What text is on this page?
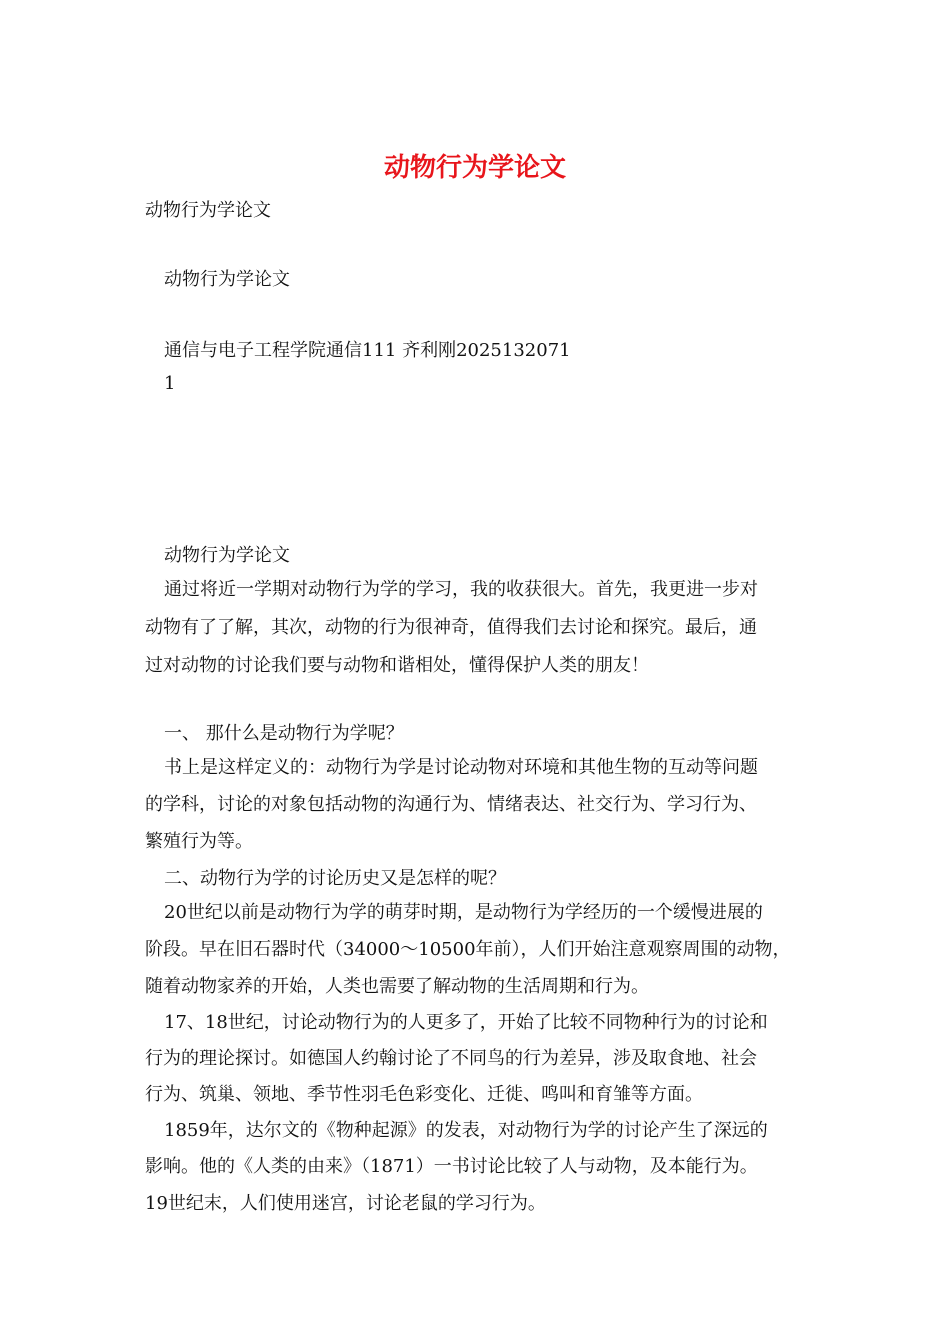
动物行为学论文
动物行为学论文
动物行为学论文
通信与电子工程学院通信111 齐利刚2025132071
1
动物行为学论文
通过将近一学期对动物行为学的学习，我的收获很大。首先，我更进一步对
动物有了了解，其次，动物的行为很神奇，值得我们去讨论和探究。最后，通
过对动物的讨论我们要与动物和谐相处，懂得保护人类的朋友！
一、 那什么是动物行为学呢？
书上是这样定义的：动物行为学是讨论动物对环境和其他生物的互动等问题
的学科，讨论的对象包括动物的沟通行为、情绪表达、社交行为、学习行为、
繁殖行为等。
二、动物行为学的讨论历史又是怎样的呢？
20世纪以前是动物行为学的萌芽时期，是动物行为学经历的一个缓慢进展的
阶段。早在旧石器时代（34000～10500年前），人们开始注意观察周围的动物，
随着动物家养的开始，人类也需要了解动物的生活周期和行为。
17、18世纪，讨论动物行为的人更多了，开始了比较不同物种行为的讨论和
行为的理论探讨。如德国人约翰讨论了不同鸟的行为差异，涉及取食地、社会
行为、筑巢、领地、季节性羽毛色彩变化、迁徙、鸣叫和育雏等方面。
1859年，达尔文的《物种起源》的发表，对动物行为学的讨论产生了深远的
影响。他的《人类的由来》（1871）一书讨论比较了人与动物，及本能行为。
19世纪末，人们使用迷宫，讨论老鼠的学习行为。
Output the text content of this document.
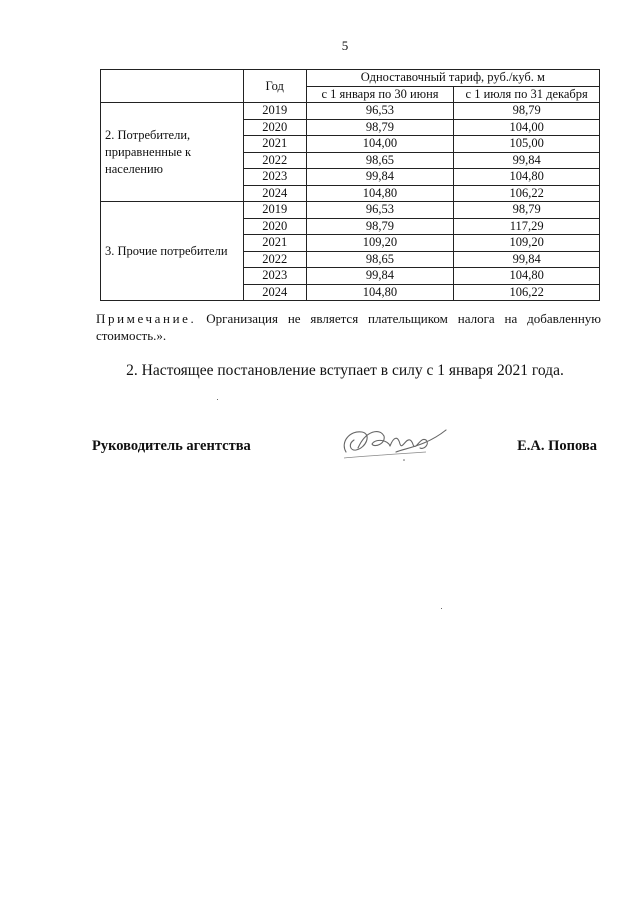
5
	Год	Одноставочный тариф, руб./куб. м	
		с 1 января по 30 июня	с 1 июля по 31 декабря
2. Потребители, приравненные к населению	2019	96,53	98,79
	2020	98,79	104,00
	2021	104,00	105,00
	2022	98,65	99,84
	2023	99,84	104,80
	2024	104,80	106,22
3. Прочие потребители	2019	96,53	98,79
	2020	98,79	117,29
	2021	109,20	109,20
	2022	98,65	99,84
	2023	99,84	104,80
	2024	104,80	106,22
Примечание. Организация не является плательщиком налога на добавленную стоимость.».
2. Настоящее постановление вступает в силу с 1 января 2021 года.
Руководитель агентства	Е.А. Попова
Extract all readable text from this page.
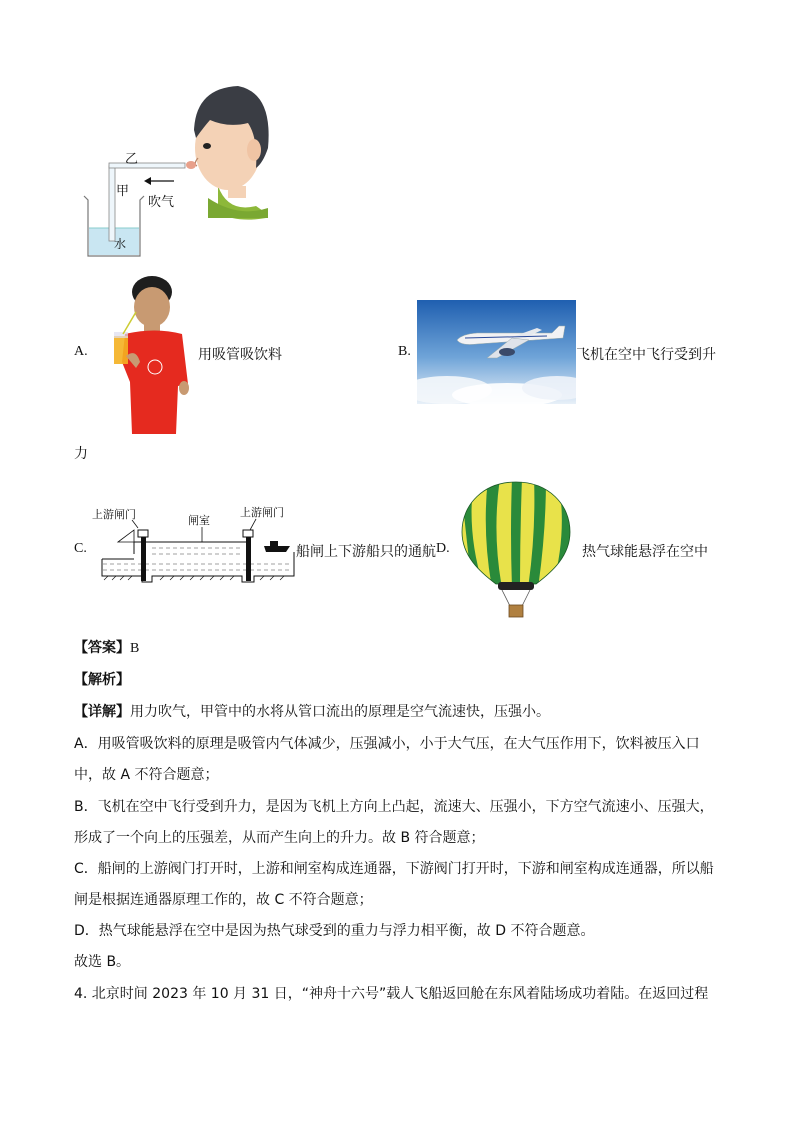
乙
甲
吹气
水
A.	用吸管吸饮料	B.	飞机在空中飞行受到升
力
C.
上游闸门	闸室
上游闸门
船闸上下游船只的通航 D.	热气球能悬浮在空中
【答案】B
【解析】
【详解】用力吹气，甲管中的水将从管口流出的原理是空气流速快，压强小。
A．用吸管吸饮料的原理是吸管内气体减少，压强减小，小于大气压，在大气压作用下，饮料被压入口
中，故 A 不符合题意；
B．飞机在空中飞行受到升力，是因为飞机上方向上凸起，流速大、压强小，下方空气流速小、压强大，
形成了一个向上的压强差，从而产生向上的升力。故 B 符合题意；
C．船闸的上游阀门打开时，上游和闸室构成连通器，下游阀门打开时，下游和闸室构成连通器，所以船
闸是根据连通器原理工作的，故 C 不符合题意；
D．热气球能悬浮在空中是因为热气球受到的重力与浮力相平衡，故 D 不符合题意。
故选 B。
4. 北京时间 2023 年 10 月 31 日，“神舟十六号”载人飞船返回舱在东风着陆场成功着陆。在返回过程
- - -
**Problem statement:** Collect each line holding the string "不符合题意".

**Written response:**
中，故 A 不符合题意；
闸是根据连通器原理工作的，故 C 不符合题意；
D．热气球能悬浮在空中是因为热气球受到的重力与浮力相平衡，故 D 不符合题意。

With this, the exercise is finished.